**PROVIDED TEXT:**
☆ ☆ ☆ ☆
How many different solutions has this equation:

$\overline{abc}+\overline{def}+\overline{ghi}=963$

Here $\overline{abc}, \overline{def}, \overline{ghi}$ are three-digit numbers

$a,b,c,d,e,f,g,h,i$- different digits; $a,d,g\neq 0$

I could begin with:
$(a+d+g)\cdot100+(b+e+h)\cdot10+(c+f+i)=963$

Now, $c+f+i$ must be 3, 13 or 23...

Not know how to connect with other.

Could you help to me. Thank you!!!
• Mar 30th 2013, 07:06 PM
chiro
Re: How many different solutions of equation?
Hey feferon11.

You have nine independent variables to start off with.

If c + f + i = *3 (* is a number from 0 to 2 since max is 9+9+9 = 27) then you have one constraint. Now tke the * and move it the 10's group. Let * = p.
☆ ☆ ☆ ☆
**ACTIONS TO TAKE:**
A - Answer these questions from the forum thread on the digit equation:
(i) What total must the three three-digit numbers add up to?
(ii) Which three digits are stated to be different from zero?
(iii) According to the reply, how many independent variables are there at the start?
B - State whether each statement agrees with the forum thread on the digit equation. Support each answer with the deciding words quoted from the thread.
(i) The original poster says that c + f + i must be 3, 13 or 23.
(ii) The reply gives 30 as the largest possible value of c + f + i.
(iii) The nine digits a through i may repeat.
C - Continue the forum thread on the digit equation from the point where the text ends.
The records are separate material and bear no relation to the forum thread.
☆ ☆ ☆ ☆
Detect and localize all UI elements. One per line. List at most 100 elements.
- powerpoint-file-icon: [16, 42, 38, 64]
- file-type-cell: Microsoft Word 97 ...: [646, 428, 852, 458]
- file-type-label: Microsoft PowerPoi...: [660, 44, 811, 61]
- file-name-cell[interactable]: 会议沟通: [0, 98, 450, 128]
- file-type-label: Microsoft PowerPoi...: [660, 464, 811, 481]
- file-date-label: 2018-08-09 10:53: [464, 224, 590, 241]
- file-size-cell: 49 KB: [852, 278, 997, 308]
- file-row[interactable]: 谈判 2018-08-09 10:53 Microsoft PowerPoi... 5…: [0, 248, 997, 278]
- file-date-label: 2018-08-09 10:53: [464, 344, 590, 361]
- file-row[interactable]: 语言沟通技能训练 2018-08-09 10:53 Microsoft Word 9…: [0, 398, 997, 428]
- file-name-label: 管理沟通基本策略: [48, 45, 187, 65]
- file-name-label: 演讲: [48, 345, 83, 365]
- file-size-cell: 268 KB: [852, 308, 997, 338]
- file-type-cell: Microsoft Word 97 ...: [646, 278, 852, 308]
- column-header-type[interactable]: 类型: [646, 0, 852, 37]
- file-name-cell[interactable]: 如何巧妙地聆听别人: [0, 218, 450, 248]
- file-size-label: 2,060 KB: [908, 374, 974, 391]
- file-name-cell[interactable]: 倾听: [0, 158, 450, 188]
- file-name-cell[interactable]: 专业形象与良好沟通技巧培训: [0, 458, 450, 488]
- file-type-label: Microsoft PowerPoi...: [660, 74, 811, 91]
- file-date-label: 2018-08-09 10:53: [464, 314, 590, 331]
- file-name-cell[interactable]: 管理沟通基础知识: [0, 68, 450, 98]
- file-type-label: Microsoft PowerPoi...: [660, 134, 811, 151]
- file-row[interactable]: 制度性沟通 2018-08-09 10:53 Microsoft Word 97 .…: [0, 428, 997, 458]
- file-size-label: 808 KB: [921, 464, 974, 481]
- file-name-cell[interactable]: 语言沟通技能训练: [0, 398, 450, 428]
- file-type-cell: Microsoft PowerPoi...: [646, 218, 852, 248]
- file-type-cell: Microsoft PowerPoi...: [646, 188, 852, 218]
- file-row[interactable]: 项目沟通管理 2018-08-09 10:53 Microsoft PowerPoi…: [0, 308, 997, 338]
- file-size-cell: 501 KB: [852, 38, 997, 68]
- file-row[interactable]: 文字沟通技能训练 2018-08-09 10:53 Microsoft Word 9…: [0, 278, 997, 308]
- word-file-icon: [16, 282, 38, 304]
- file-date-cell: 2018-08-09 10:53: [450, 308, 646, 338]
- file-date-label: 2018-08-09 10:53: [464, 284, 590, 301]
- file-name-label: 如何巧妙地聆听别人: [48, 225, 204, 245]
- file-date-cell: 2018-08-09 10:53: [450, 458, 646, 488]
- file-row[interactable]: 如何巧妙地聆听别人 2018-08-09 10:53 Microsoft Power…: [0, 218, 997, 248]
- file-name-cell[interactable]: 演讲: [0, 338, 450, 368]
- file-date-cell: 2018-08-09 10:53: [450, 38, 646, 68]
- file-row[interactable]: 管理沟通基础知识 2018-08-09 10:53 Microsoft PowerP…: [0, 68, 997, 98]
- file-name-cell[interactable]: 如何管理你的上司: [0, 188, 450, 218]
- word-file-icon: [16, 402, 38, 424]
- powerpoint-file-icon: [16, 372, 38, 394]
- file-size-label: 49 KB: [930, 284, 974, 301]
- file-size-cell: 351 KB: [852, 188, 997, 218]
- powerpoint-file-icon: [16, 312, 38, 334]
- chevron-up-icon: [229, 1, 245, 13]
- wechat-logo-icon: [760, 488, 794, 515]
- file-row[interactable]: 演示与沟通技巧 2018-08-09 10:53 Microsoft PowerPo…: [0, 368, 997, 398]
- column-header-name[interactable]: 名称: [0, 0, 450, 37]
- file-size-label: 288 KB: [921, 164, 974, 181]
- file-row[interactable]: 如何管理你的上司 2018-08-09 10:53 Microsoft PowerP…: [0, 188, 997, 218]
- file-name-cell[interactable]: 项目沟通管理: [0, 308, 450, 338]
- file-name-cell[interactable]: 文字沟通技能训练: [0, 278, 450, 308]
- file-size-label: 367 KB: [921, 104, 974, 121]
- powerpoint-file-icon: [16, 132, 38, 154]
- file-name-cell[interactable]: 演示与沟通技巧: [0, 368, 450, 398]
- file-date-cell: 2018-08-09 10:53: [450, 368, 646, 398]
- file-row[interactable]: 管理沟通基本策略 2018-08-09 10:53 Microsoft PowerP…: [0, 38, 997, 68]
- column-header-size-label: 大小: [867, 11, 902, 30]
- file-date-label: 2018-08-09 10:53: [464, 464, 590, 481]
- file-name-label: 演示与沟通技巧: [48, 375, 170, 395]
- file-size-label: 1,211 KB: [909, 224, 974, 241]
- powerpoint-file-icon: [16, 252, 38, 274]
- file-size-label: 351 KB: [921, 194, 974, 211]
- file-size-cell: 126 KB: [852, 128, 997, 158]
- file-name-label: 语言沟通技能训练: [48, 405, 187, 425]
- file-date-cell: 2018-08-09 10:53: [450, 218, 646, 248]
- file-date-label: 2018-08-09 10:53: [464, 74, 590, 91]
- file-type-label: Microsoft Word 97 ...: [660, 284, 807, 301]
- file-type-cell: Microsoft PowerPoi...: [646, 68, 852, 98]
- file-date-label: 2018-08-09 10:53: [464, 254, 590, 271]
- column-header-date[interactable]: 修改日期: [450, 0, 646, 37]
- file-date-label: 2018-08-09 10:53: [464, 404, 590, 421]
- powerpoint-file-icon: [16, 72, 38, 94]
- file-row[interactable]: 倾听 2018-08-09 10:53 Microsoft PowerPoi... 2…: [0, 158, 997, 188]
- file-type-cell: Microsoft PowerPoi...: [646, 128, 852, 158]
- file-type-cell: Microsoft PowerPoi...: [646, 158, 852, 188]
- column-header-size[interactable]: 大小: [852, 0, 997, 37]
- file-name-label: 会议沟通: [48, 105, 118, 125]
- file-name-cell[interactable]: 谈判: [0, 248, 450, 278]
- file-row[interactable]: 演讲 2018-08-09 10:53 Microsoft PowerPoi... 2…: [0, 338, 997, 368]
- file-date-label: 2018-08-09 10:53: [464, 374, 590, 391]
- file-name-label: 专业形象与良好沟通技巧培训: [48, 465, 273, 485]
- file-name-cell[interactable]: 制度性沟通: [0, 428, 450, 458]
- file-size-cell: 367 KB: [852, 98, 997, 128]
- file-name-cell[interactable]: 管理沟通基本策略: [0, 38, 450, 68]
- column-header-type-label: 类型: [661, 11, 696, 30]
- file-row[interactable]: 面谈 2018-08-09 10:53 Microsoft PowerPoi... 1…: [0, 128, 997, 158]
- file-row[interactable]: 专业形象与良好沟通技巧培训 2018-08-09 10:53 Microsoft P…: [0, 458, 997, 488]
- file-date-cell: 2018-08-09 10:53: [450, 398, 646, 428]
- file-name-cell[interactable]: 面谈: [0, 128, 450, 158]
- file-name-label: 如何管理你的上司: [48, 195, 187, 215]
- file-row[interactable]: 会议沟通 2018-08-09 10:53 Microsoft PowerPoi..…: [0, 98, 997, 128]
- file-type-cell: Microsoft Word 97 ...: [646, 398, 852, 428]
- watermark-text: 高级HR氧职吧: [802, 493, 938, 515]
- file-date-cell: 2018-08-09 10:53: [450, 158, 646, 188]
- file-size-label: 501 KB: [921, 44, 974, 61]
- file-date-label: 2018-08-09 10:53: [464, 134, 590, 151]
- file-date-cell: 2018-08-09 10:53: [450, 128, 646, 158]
☆ ☆ ☆ ☆
**SET OF ANSWERS:**
A -
(i) 963
(ii) a, d and g
(iii) Nine

B -
(i) Yes: "Now, $c+f+i$ must be 3, 13 or 23..."
(ii) No: "max is 9+9+9 = 27"
(iii) No: "$a,b,c,d,e,f,g,h,i$- different digits"

C -
(b + e + h + p) = *6. Where again * = (0,1,2 for the same reason as above). If * = q we have

(a + d + g + q) = 9

So in total we have the following constraints:

All numbers between 0 and 9 inclusive
a, d, g > 0
c + f + i = 10*p + 3 (p = 0,1,2)
b + e + h + p = 10*q + 6 (q = 0,1,2)
(a + d + g + q) = 9

These constraints though do not make it easy so I will suggest another way.

Consider the two variable case.

Let abc + def = 963. Since a, d != 0 we start abc = 100.

Now def = 963 - def. This means that you have 963 - 100 = 863 different combinations for both numbers.

In the three variable case you do the same thing but twice.

abc + def + ghi = 963. Fix abc = 100 which means (def + ghi) = 963 - 100 = 863. Now figure out how many possibilities for 863 (it will be 863 - 100 = 763). Then do it for abc = 101, 102, ...., 863.

You should find a pattern in this and I suggest you write it all out to see it for yourself. (Hint: Try and find the relationship given that abc = some number for how many combinations between def and ghi and add up all possibilities for each abc).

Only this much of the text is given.